Write out every entry, unchanged. Skip any picture.

------------------------------------

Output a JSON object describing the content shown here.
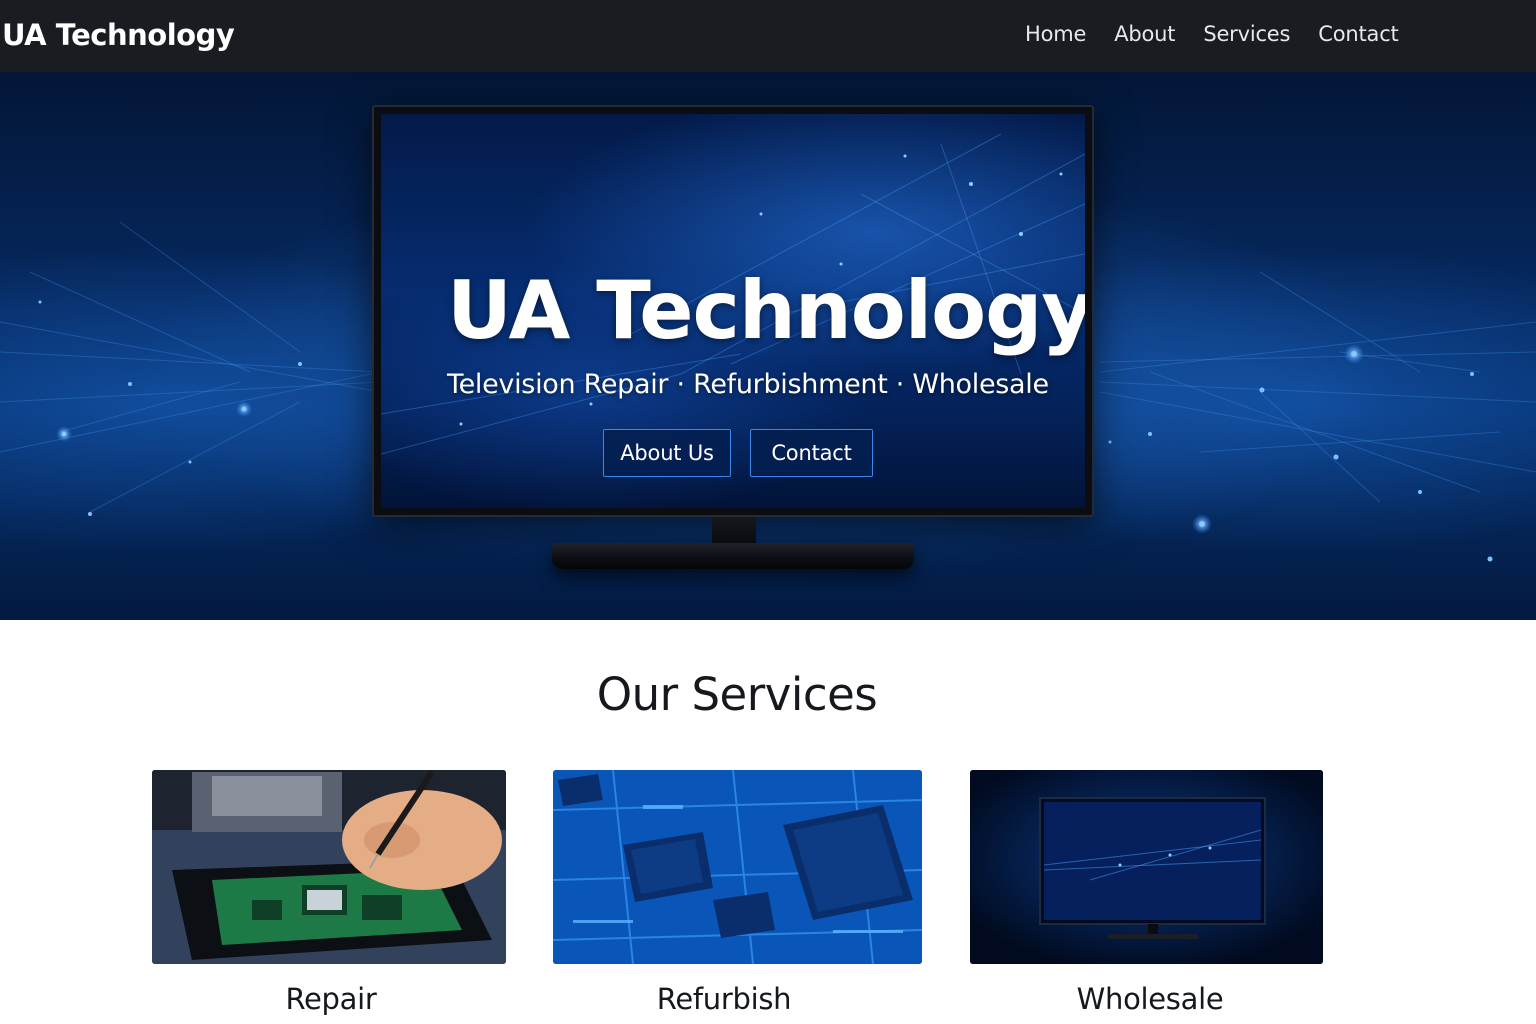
{
  "navbar": {
    "brand": "UA Technology",
    "links": [
      "Home",
      "About",
      "Services",
      "Contact"
    ]
  },
  "hero": {
    "title": "UA Technology",
    "subtitle": "Television Repair · Refurbishment · Wholesale",
    "buttons": {
      "about": "About Us",
      "contact": "Contact"
    }
  },
  "services": {
    "heading": "Our Services",
    "cards": [
      {
        "title": "Repair",
        "image": "technician-repairing-circuit-board"
      },
      {
        "title": "Refurbish",
        "image": "blue-circuit-board-chips"
      },
      {
        "title": "Wholesale",
        "image": "television-on-dark-blue"
      }
    ]
  },
  "colors": {
    "navbar_bg": "#191c21",
    "hero_blue": "#062a63",
    "button_border": "#3b86e8",
    "heading_text": "#15181d"
  }
}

------------------------------------

(In response)
Output a JSON object describing the content shown here.
{
  "navbar": {
    "brand": "UA Technology",
    "links": [
      "Home",
      "About",
      "Services",
      "Contact"
    ]
  },
  "hero": {
    "title": "UA Technology",
    "subtitle": "Television Repair · Refurbishment · Wholesale",
    "buttons": {
      "about": "About Us",
      "contact": "Contact"
    }
  },
  "services": {
    "heading": "Our Services",
    "cards": [
      {
        "title": "Repair",
        "image": "technician-repairing-circuit-board"
      },
      {
        "title": "Refurbish",
        "image": "blue-circuit-board-chips"
      },
      {
        "title": "Wholesale",
        "image": "television-on-dark-blue"
      }
    ]
  },
  "colors": {
    "navbar_bg": "#191c21",
    "hero_blue": "#062a63",
    "button_border": "#3b86e8",
    "heading_text": "#15181d"
  }
}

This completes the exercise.